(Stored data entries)

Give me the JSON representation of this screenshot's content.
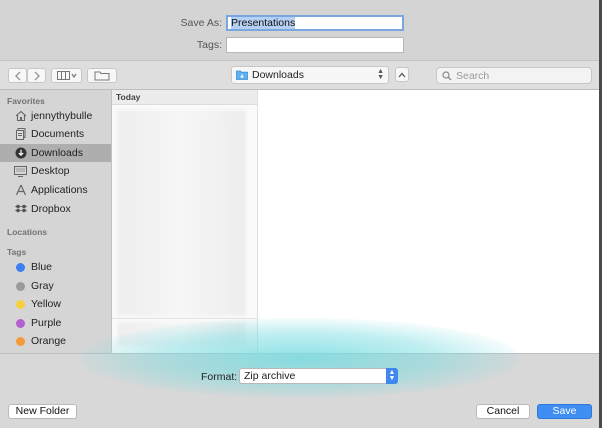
{
  "save_as": {
    "label": "Save As:",
    "value": "Presentations"
  },
  "tags": {
    "label": "Tags:",
    "value": ""
  },
  "toolbar": {
    "location": "Downloads",
    "search_placeholder": "Search"
  },
  "sidebar": {
    "favorites_header": "Favorites",
    "favorites": [
      {
        "label": "jennythybulle",
        "icon": "home-icon"
      },
      {
        "label": "Documents",
        "icon": "documents-icon"
      },
      {
        "label": "Downloads",
        "icon": "downloads-icon",
        "active": true
      },
      {
        "label": "Desktop",
        "icon": "desktop-icon"
      },
      {
        "label": "Applications",
        "icon": "applications-icon"
      },
      {
        "label": "Dropbox",
        "icon": "dropbox-icon"
      }
    ],
    "locations_header": "Locations",
    "tags_header": "Tags",
    "tags": [
      {
        "label": "Blue",
        "color": "#3d7ff0"
      },
      {
        "label": "Gray",
        "color": "#9a9a9a"
      },
      {
        "label": "Yellow",
        "color": "#f6cf3e"
      },
      {
        "label": "Purple",
        "color": "#b35fcf"
      },
      {
        "label": "Orange",
        "color": "#f59a3a"
      }
    ]
  },
  "browser": {
    "column_header": "Today"
  },
  "footer": {
    "format_label": "Format:",
    "format_value": "Zip archive",
    "new_folder": "New Folder",
    "cancel": "Cancel",
    "save": "Save"
  }
}
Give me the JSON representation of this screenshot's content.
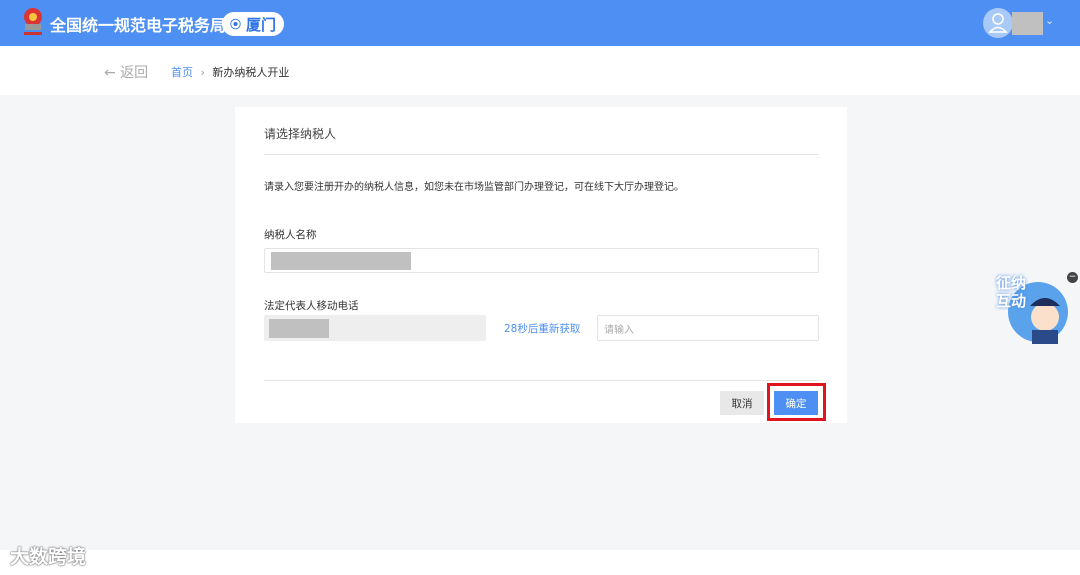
{
  "header": {
    "title": "全国统一规范电子税务局",
    "city": "厦门"
  },
  "nav": {
    "back": "← 返回",
    "home": "首页",
    "separator": "›",
    "current": "新办纳税人开业"
  },
  "card": {
    "title": "请选择纳税人",
    "hint": "请录入您要注册开办的纳税人信息，如您未在市场监管部门办理登记，可在线下大厅办理登记。",
    "name_label": "纳税人名称",
    "phone_label": "法定代表人移动电话",
    "resend": "28秒后重新获取",
    "code_placeholder": "请输入",
    "cancel": "取消",
    "confirm": "确定"
  },
  "widget": {
    "label": "征纳互动"
  },
  "watermark": "大数跨境",
  "colors": {
    "brand": "#4d8ff2",
    "highlight": "#e0141e"
  }
}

Task description: Transcribe the whole listing exactly. Pictures stay out of your copy.

Reply to the exercise:
Give me the JSON representation of this screenshot's content.
{
  "save_as": {
    "label": "Save As:",
    "value": "Presentations"
  },
  "tags": {
    "label": "Tags:",
    "value": ""
  },
  "toolbar": {
    "location": "Downloads",
    "search_placeholder": "Search"
  },
  "sidebar": {
    "favorites_header": "Favorites",
    "favorites": [
      {
        "label": "jennythybulle",
        "icon": "home-icon"
      },
      {
        "label": "Documents",
        "icon": "documents-icon"
      },
      {
        "label": "Downloads",
        "icon": "downloads-icon",
        "active": true
      },
      {
        "label": "Desktop",
        "icon": "desktop-icon"
      },
      {
        "label": "Applications",
        "icon": "applications-icon"
      },
      {
        "label": "Dropbox",
        "icon": "dropbox-icon"
      }
    ],
    "locations_header": "Locations",
    "tags_header": "Tags",
    "tags": [
      {
        "label": "Blue",
        "color": "#3d7ff0"
      },
      {
        "label": "Gray",
        "color": "#9a9a9a"
      },
      {
        "label": "Yellow",
        "color": "#f6cf3e"
      },
      {
        "label": "Purple",
        "color": "#b35fcf"
      },
      {
        "label": "Orange",
        "color": "#f59a3a"
      }
    ]
  },
  "browser": {
    "column_header": "Today"
  },
  "footer": {
    "format_label": "Format:",
    "format_value": "Zip archive",
    "new_folder": "New Folder",
    "cancel": "Cancel",
    "save": "Save"
  }
}
Give me the JSON representation of this screenshot's content.
{
  "header": {
    "title": "全国统一规范电子税务局",
    "city": "厦门"
  },
  "nav": {
    "back": "← 返回",
    "home": "首页",
    "separator": "›",
    "current": "新办纳税人开业"
  },
  "card": {
    "title": "请选择纳税人",
    "hint": "请录入您要注册开办的纳税人信息，如您未在市场监管部门办理登记，可在线下大厅办理登记。",
    "name_label": "纳税人名称",
    "phone_label": "法定代表人移动电话",
    "resend": "28秒后重新获取",
    "code_placeholder": "请输入",
    "cancel": "取消",
    "confirm": "确定"
  },
  "widget": {
    "label": "征纳互动"
  },
  "watermark": "大数跨境",
  "colors": {
    "brand": "#4d8ff2",
    "highlight": "#e0141e"
  }
}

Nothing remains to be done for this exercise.